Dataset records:

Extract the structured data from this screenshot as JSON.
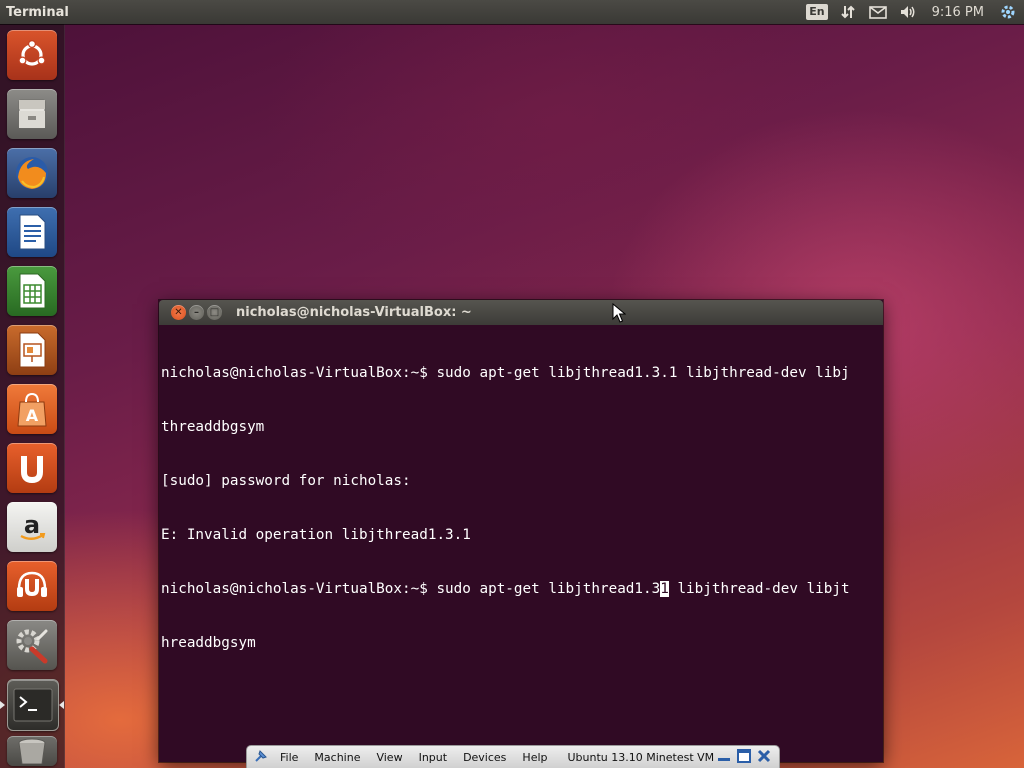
{
  "top_panel": {
    "app_title": "Terminal",
    "keyboard_layout": "En",
    "clock": "9:16 PM"
  },
  "launcher": {
    "items": [
      {
        "name": "dash-home",
        "icon": "ubuntu-logo-icon"
      },
      {
        "name": "files",
        "icon": "file-cabinet-icon"
      },
      {
        "name": "firefox",
        "icon": "firefox-icon"
      },
      {
        "name": "libreoffice-writer",
        "icon": "writer-document-icon"
      },
      {
        "name": "libreoffice-calc",
        "icon": "calc-spreadsheet-icon"
      },
      {
        "name": "libreoffice-impress",
        "icon": "impress-presentation-icon"
      },
      {
        "name": "ubuntu-software-center",
        "icon": "shopping-bag-icon"
      },
      {
        "name": "ubuntu-one",
        "icon": "ubuntu-one-icon"
      },
      {
        "name": "amazon",
        "icon": "amazon-icon"
      },
      {
        "name": "ubuntu-one-music",
        "icon": "music-headphones-icon"
      },
      {
        "name": "system-settings",
        "icon": "settings-wrench-gear-icon"
      },
      {
        "name": "terminal",
        "icon": "terminal-icon"
      },
      {
        "name": "trash",
        "icon": "trash-icon"
      }
    ]
  },
  "terminal": {
    "title": "nicholas@nicholas-VirtualBox: ~",
    "lines": [
      "nicholas@nicholas-VirtualBox:~$ sudo apt-get libjthread1.3.1 libjthread-dev libj",
      "threaddbgsym",
      "[sudo] password for nicholas:",
      "E: Invalid operation libjthread1.3.1"
    ],
    "current_line_before_cursor": "nicholas@nicholas-VirtualBox:~$ sudo apt-get libjthread1.3",
    "cursor_char": "1",
    "current_line_after_cursor": " libjthread-dev libjt",
    "current_line_wrap": "hreaddbgsym"
  },
  "vbox_toolbar": {
    "menus": [
      "File",
      "Machine",
      "View",
      "Input",
      "Devices",
      "Help"
    ],
    "vm_title": "Ubuntu 13.10 Minetest VM"
  },
  "colors": {
    "terminal_bg": "#300a24",
    "panel_bg": "#3c3b37",
    "close_button": "#e95420"
  }
}
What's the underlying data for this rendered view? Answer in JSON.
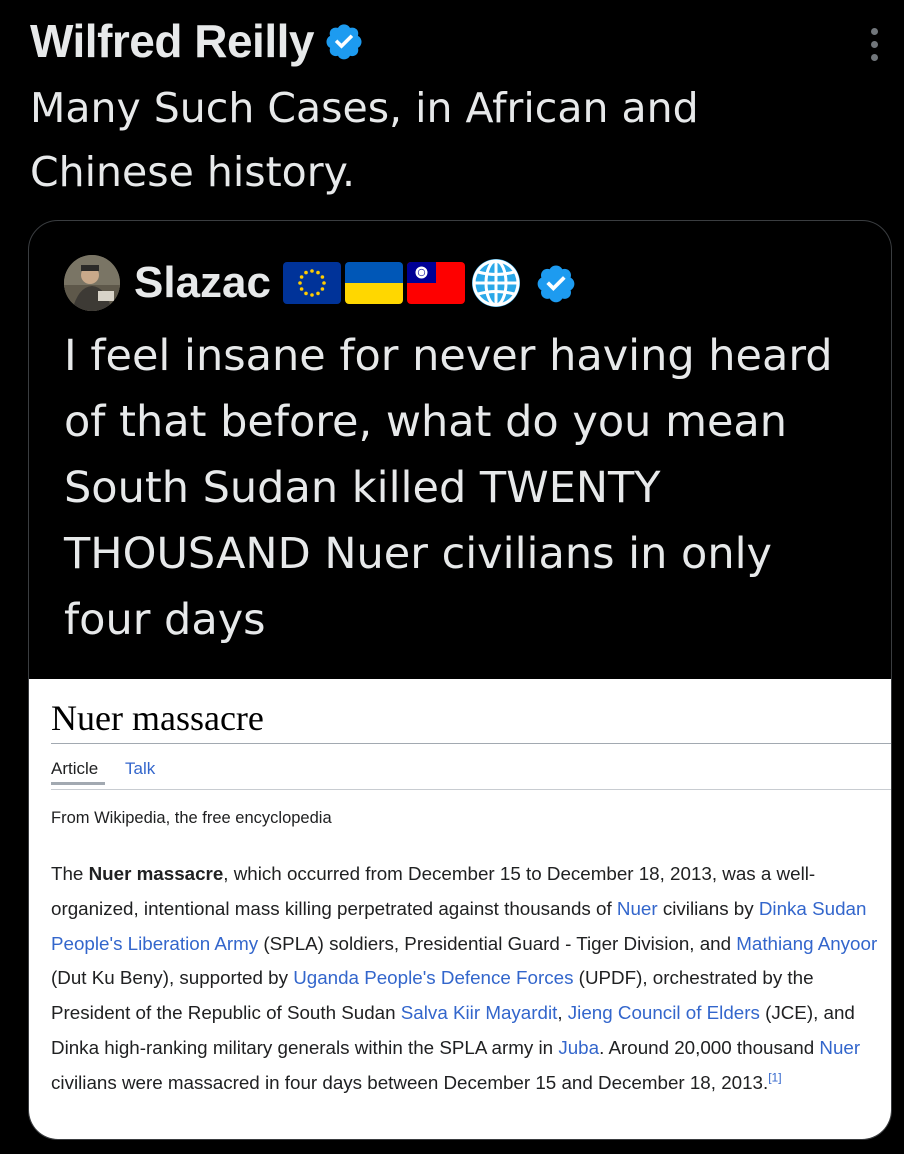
{
  "tweet": {
    "author_name": "Wilfred Reilly",
    "text": "Many Such Cases, in African and Chinese history."
  },
  "quote": {
    "author_name": "Slazac",
    "text": "I feel insane for never having heard of that before, what do you mean South Sudan killed TWENTY THOUSAND Nuer civilians in only four days",
    "flags": [
      "eu-flag-icon",
      "ukraine-flag-icon",
      "taiwan-flag-icon",
      "globe-icon"
    ]
  },
  "wiki": {
    "title": "Nuer massacre",
    "tab_article": "Article",
    "tab_talk": "Talk",
    "from": "From Wikipedia, the free encyclopedia",
    "p": {
      "s1": "The ",
      "bold1": "Nuer massacre",
      "s2": ", which occurred from December 15 to December 18, 2013, was a well-organized, intentional mass killing perpetrated against thousands of ",
      "l_nuer": "Nuer",
      "s3": " civilians by ",
      "l_dinka": "Dinka",
      "s4": " ",
      "l_spla": "Sudan People's Liberation Army",
      "s5": " (SPLA) soldiers, Presidential Guard - Tiger Division, and ",
      "l_mathiang": "Mathiang Anyoor",
      "s6": " (Dut Ku Beny), supported by ",
      "l_updf": "Uganda People's Defence Forces",
      "s7": " (UPDF), orchestrated by the President of the Republic of South Sudan ",
      "l_kiir": "Salva Kiir Mayardit",
      "s8": ", ",
      "l_jce": "Jieng Council of Elders",
      "s9": " (JCE), and Dinka high-ranking military generals within the SPLA army in ",
      "l_juba": "Juba",
      "s10": ". Around 20,000 thousand ",
      "l_nuer2": "Nuer",
      "s11": " civilians were massacred in four days between December 15 and December 18, 2013.",
      "ref": "[1]"
    }
  },
  "colors": {
    "background": "#000000",
    "text": "#e7e9ea",
    "verified_blue": "#1d9bf0",
    "link": "#3366cc"
  }
}
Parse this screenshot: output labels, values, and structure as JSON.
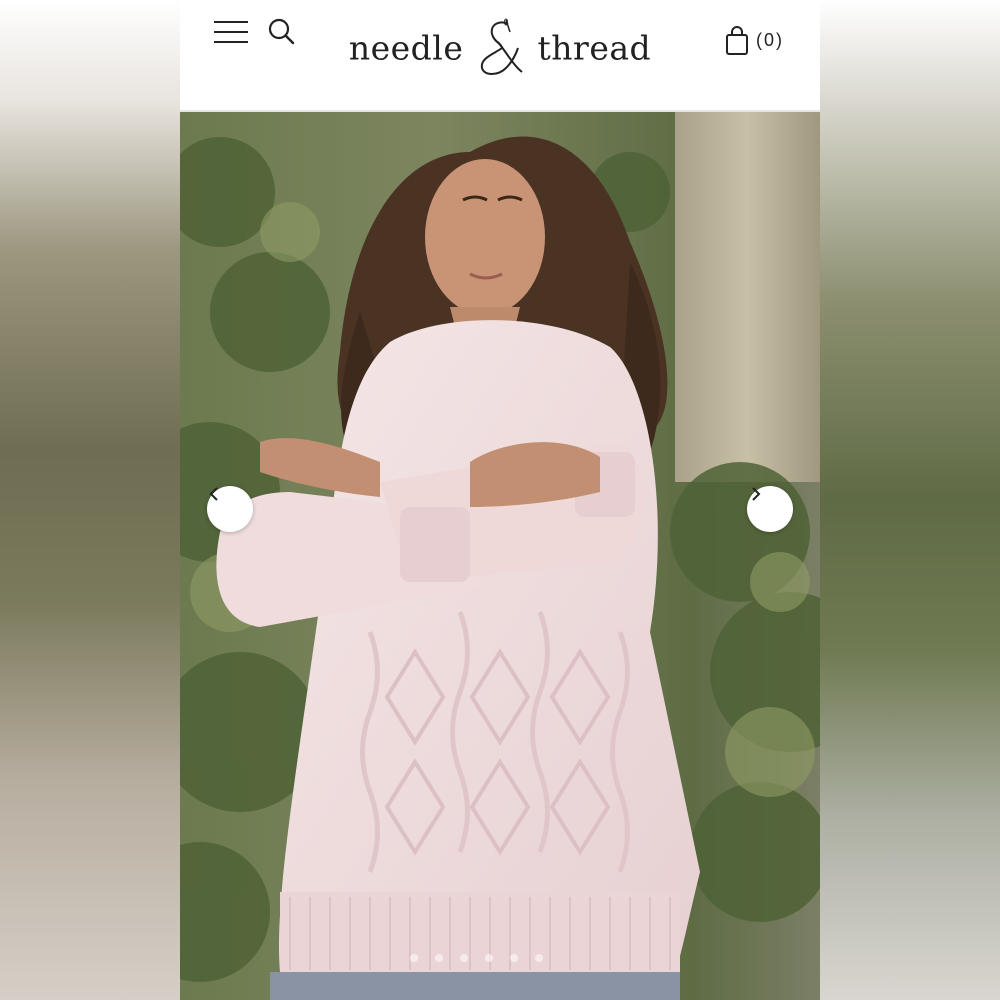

--- THE REQUEST ---
Every entry above needs to be retyped exactly; drop the pictures.

--- EXERCISE OUTPUT ---
Extract the structured data from this screenshot as JSON.
{
  "top_panel": {
    "app_title": "Terminal",
    "keyboard_layout": "En",
    "clock": "9:16 PM"
  },
  "launcher": {
    "items": [
      {
        "name": "dash-home",
        "icon": "ubuntu-logo-icon"
      },
      {
        "name": "files",
        "icon": "file-cabinet-icon"
      },
      {
        "name": "firefox",
        "icon": "firefox-icon"
      },
      {
        "name": "libreoffice-writer",
        "icon": "writer-document-icon"
      },
      {
        "name": "libreoffice-calc",
        "icon": "calc-spreadsheet-icon"
      },
      {
        "name": "libreoffice-impress",
        "icon": "impress-presentation-icon"
      },
      {
        "name": "ubuntu-software-center",
        "icon": "shopping-bag-icon"
      },
      {
        "name": "ubuntu-one",
        "icon": "ubuntu-one-icon"
      },
      {
        "name": "amazon",
        "icon": "amazon-icon"
      },
      {
        "name": "ubuntu-one-music",
        "icon": "music-headphones-icon"
      },
      {
        "name": "system-settings",
        "icon": "settings-wrench-gear-icon"
      },
      {
        "name": "terminal",
        "icon": "terminal-icon"
      },
      {
        "name": "trash",
        "icon": "trash-icon"
      }
    ]
  },
  "terminal": {
    "title": "nicholas@nicholas-VirtualBox: ~",
    "lines": [
      "nicholas@nicholas-VirtualBox:~$ sudo apt-get libjthread1.3.1 libjthread-dev libj",
      "threaddbgsym",
      "[sudo] password for nicholas:",
      "E: Invalid operation libjthread1.3.1"
    ],
    "current_line_before_cursor": "nicholas@nicholas-VirtualBox:~$ sudo apt-get libjthread1.3",
    "cursor_char": "1",
    "current_line_after_cursor": " libjthread-dev libjt",
    "current_line_wrap": "hreaddbgsym"
  },
  "vbox_toolbar": {
    "menus": [
      "File",
      "Machine",
      "View",
      "Input",
      "Devices",
      "Help"
    ],
    "vm_title": "Ubuntu 13.10 Minetest VM"
  },
  "colors": {
    "terminal_bg": "#300a24",
    "panel_bg": "#3c3b37",
    "close_button": "#e95420"
  }
}
What's the underlying data for this rendered view? Answer in JSON.
{
  "tweet": {
    "author_name": "Wilfred Reilly",
    "text": "Many Such Cases, in African and Chinese history."
  },
  "quote": {
    "author_name": "Slazac",
    "text": "I feel insane for never having heard of that before, what do you mean South Sudan killed TWENTY THOUSAND Nuer civilians in only four days",
    "flags": [
      "eu-flag-icon",
      "ukraine-flag-icon",
      "taiwan-flag-icon",
      "globe-icon"
    ]
  },
  "wiki": {
    "title": "Nuer massacre",
    "tab_article": "Article",
    "tab_talk": "Talk",
    "from": "From Wikipedia, the free encyclopedia",
    "p": {
      "s1": "The ",
      "bold1": "Nuer massacre",
      "s2": ", which occurred from December 15 to December 18, 2013, was a well-organized, intentional mass killing perpetrated against thousands of ",
      "l_nuer": "Nuer",
      "s3": " civilians by ",
      "l_dinka": "Dinka",
      "s4": " ",
      "l_spla": "Sudan People's Liberation Army",
      "s5": " (SPLA) soldiers, Presidential Guard - Tiger Division, and ",
      "l_mathiang": "Mathiang Anyoor",
      "s6": " (Dut Ku Beny), supported by ",
      "l_updf": "Uganda People's Defence Forces",
      "s7": " (UPDF), orchestrated by the President of the Republic of South Sudan ",
      "l_kiir": "Salva Kiir Mayardit",
      "s8": ", ",
      "l_jce": "Jieng Council of Elders",
      "s9": " (JCE), and Dinka high-ranking military generals within the SPLA army in ",
      "l_juba": "Juba",
      "s10": ". Around 20,000 thousand ",
      "l_nuer2": "Nuer",
      "s11": " civilians were massacred in four days between December 15 and December 18, 2013.",
      "ref": "[1]"
    }
  },
  "colors": {
    "background": "#000000",
    "text": "#e7e9ea",
    "verified_blue": "#1d9bf0",
    "link": "#3366cc"
  }
}
Parse this screenshot: output labels, values, and structure as JSON.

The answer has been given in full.